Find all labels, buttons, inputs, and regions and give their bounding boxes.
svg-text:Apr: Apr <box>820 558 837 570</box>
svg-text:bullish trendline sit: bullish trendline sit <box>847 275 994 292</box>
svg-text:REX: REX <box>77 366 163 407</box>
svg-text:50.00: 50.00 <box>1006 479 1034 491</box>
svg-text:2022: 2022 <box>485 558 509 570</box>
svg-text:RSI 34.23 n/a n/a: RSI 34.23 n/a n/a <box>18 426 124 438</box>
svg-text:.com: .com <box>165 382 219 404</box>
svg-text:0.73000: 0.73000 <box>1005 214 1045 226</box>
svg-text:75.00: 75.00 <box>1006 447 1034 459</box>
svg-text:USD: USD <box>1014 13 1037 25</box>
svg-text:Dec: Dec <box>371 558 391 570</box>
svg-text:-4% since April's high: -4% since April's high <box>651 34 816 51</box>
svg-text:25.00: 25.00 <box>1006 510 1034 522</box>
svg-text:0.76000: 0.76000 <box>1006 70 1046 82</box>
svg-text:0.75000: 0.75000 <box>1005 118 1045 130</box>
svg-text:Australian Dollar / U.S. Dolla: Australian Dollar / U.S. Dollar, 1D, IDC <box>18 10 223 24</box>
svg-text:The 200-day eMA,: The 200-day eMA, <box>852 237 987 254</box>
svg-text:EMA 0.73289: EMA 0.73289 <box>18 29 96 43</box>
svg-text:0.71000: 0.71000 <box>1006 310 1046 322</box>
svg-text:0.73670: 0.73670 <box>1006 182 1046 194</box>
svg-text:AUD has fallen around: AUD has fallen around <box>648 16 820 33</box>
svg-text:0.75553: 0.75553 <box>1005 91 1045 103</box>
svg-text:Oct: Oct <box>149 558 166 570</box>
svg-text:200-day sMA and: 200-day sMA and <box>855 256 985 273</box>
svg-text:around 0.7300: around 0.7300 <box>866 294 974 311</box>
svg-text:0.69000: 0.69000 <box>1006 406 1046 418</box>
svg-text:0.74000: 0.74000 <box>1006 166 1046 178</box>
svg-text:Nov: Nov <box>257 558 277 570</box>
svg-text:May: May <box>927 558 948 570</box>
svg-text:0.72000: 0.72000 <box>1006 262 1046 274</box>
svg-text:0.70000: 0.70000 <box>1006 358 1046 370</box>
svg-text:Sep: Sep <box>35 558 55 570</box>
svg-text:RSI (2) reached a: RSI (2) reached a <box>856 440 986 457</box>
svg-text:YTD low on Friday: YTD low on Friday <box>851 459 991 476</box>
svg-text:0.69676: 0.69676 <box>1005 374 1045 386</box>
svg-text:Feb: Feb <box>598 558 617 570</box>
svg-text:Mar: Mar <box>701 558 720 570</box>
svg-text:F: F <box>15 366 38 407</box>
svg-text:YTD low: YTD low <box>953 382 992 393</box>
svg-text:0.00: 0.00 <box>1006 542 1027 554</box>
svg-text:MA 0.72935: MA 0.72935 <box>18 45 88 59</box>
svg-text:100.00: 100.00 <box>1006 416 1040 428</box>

========================================

**Do this**
Rewrite the material above, changing "Friday" to "Thursday" and leaving everything else unchanged.

**Expected answer**
Find all labels, buttons, inputs, and regions and give their bounding boxes.
svg-text:Apr: Apr <box>820 558 837 570</box>
svg-text:bullish trendline sit: bullish trendline sit <box>847 275 994 292</box>
svg-text:REX: REX <box>77 366 163 407</box>
svg-text:50.00: 50.00 <box>1006 479 1034 491</box>
svg-text:2022: 2022 <box>485 558 509 570</box>
svg-text:RSI 34.23 n/a n/a: RSI 34.23 n/a n/a <box>18 426 124 438</box>
svg-text:.com: .com <box>165 382 219 404</box>
svg-text:0.73000: 0.73000 <box>1005 214 1045 226</box>
svg-text:75.00: 75.00 <box>1006 447 1034 459</box>
svg-text:USD: USD <box>1014 13 1037 25</box>
svg-text:Dec: Dec <box>371 558 391 570</box>
svg-text:-4% since April's high: -4% since April's high <box>651 34 816 51</box>
svg-text:25.00: 25.00 <box>1006 510 1034 522</box>
svg-text:0.76000: 0.76000 <box>1006 70 1046 82</box>
svg-text:0.75000: 0.75000 <box>1005 118 1045 130</box>
svg-text:Australian Dollar / U.S. Dolla: Australian Dollar / U.S. Dollar, 1D, IDC <box>18 10 223 24</box>
svg-text:The 200-day eMA,: The 200-day eMA, <box>852 237 987 254</box>
svg-text:EMA 0.73289: EMA 0.73289 <box>18 29 96 43</box>
svg-text:0.71000: 0.71000 <box>1006 310 1046 322</box>
svg-text:0.73670: 0.73670 <box>1006 182 1046 194</box>
svg-text:AUD has fallen around: AUD has fallen around <box>648 16 820 33</box>
svg-text:0.75553: 0.75553 <box>1005 91 1045 103</box>
svg-text:Oct: Oct <box>149 558 166 570</box>
svg-text:200-day sMA and: 200-day sMA and <box>855 256 985 273</box>
svg-text:around 0.7300: around 0.7300 <box>866 294 974 311</box>
svg-text:0.69000: 0.69000 <box>1006 406 1046 418</box>
svg-text:0.74000: 0.74000 <box>1006 166 1046 178</box>
svg-text:Nov: Nov <box>257 558 277 570</box>
svg-text:May: May <box>927 558 948 570</box>
svg-text:0.72000: 0.72000 <box>1006 262 1046 274</box>
svg-text:0.70000: 0.70000 <box>1006 358 1046 370</box>
svg-text:Sep: Sep <box>35 558 55 570</box>
svg-text:RSI (2) reached a: RSI (2) reached a <box>856 440 986 457</box>
svg-text:YTD low on Thursday: YTD low on Thursday <box>851 459 991 476</box>
svg-text:0.69676: 0.69676 <box>1005 374 1045 386</box>
svg-text:Feb: Feb <box>598 558 617 570</box>
svg-text:Mar: Mar <box>701 558 720 570</box>
svg-text:F: F <box>15 366 38 407</box>
svg-text:YTD low: YTD low <box>953 382 992 393</box>
svg-text:0.00: 0.00 <box>1006 542 1027 554</box>
svg-text:MA 0.72935: MA 0.72935 <box>18 45 88 59</box>
svg-text:100.00: 100.00 <box>1006 416 1040 428</box>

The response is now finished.